EXERCISE
Omit all images, then return the remaining material exactly as it stands.

INPUT DATA
········
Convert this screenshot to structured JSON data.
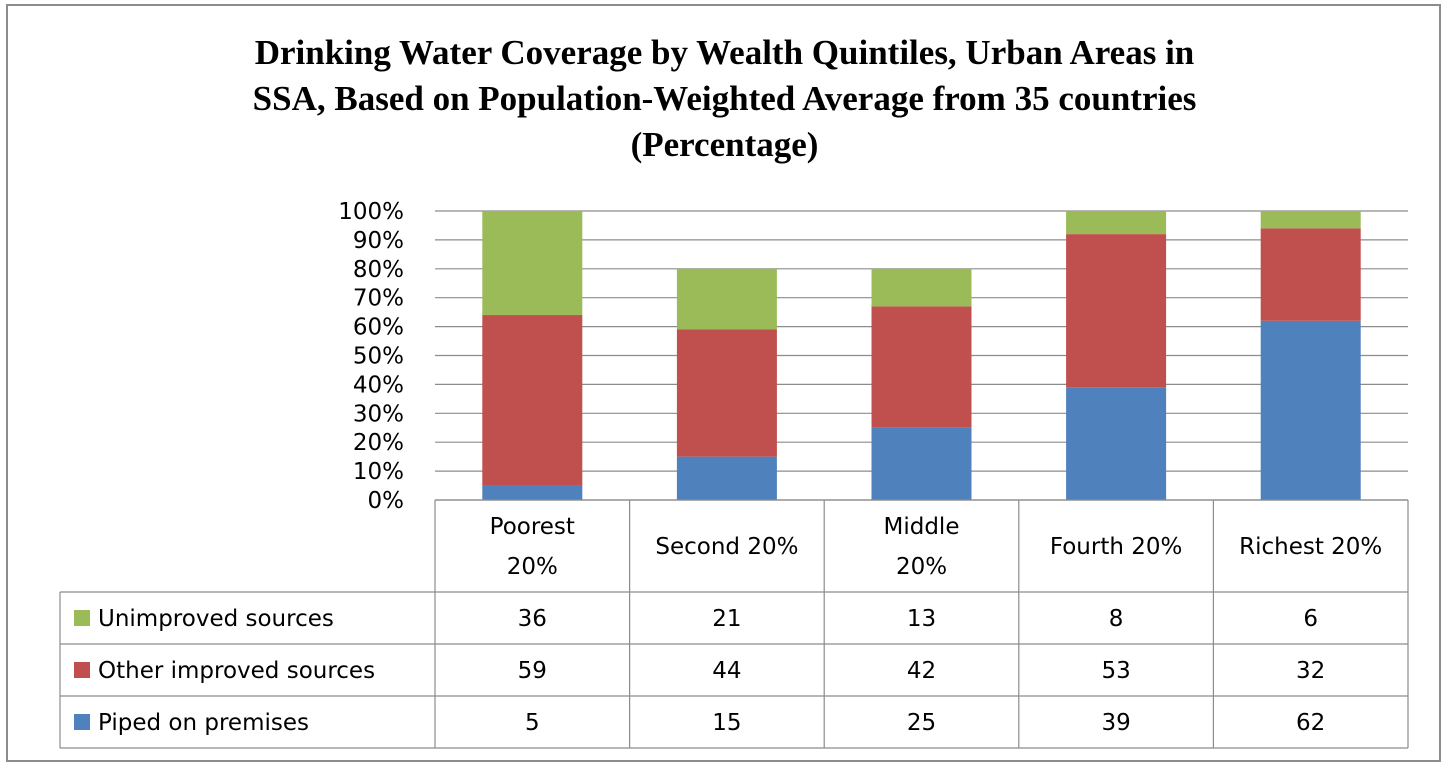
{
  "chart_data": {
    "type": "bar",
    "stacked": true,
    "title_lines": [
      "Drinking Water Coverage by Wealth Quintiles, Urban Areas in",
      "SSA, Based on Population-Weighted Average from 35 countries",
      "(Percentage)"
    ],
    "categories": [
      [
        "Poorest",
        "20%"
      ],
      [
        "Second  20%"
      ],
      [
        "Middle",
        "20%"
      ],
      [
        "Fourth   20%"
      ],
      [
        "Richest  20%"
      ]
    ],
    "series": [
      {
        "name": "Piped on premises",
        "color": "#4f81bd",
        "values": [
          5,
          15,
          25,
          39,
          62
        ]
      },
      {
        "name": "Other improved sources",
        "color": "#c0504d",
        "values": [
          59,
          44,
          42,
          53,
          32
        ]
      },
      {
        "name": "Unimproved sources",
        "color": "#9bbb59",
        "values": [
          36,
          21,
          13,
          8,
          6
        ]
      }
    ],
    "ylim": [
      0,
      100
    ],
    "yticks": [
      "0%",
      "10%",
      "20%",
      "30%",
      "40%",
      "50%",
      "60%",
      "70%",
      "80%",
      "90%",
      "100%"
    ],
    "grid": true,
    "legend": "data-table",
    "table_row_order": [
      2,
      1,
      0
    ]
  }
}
········
SOLUTION TO THE PROBLEM
Convert this screenshot to structured JSON data.
{
  "chart_data": {
    "type": "bar",
    "stacked": true,
    "title_lines": [
      "Drinking Water Coverage by Wealth Quintiles, Urban Areas in",
      "SSA, Based on Population-Weighted Average from 35 countries",
      "(Percentage)"
    ],
    "categories": [
      [
        "Poorest",
        "20%"
      ],
      [
        "Second  20%"
      ],
      [
        "Middle",
        "20%"
      ],
      [
        "Fourth   20%"
      ],
      [
        "Richest  20%"
      ]
    ],
    "series": [
      {
        "name": "Piped on premises",
        "color": "#4f81bd",
        "values": [
          5,
          15,
          25,
          39,
          62
        ]
      },
      {
        "name": "Other improved sources",
        "color": "#c0504d",
        "values": [
          59,
          44,
          42,
          53,
          32
        ]
      },
      {
        "name": "Unimproved sources",
        "color": "#9bbb59",
        "values": [
          36,
          21,
          13,
          8,
          6
        ]
      }
    ],
    "ylim": [
      0,
      100
    ],
    "yticks": [
      "0%",
      "10%",
      "20%",
      "30%",
      "40%",
      "50%",
      "60%",
      "70%",
      "80%",
      "90%",
      "100%"
    ],
    "grid": true,
    "legend": "data-table",
    "table_row_order": [
      2,
      1,
      0
    ]
  }
}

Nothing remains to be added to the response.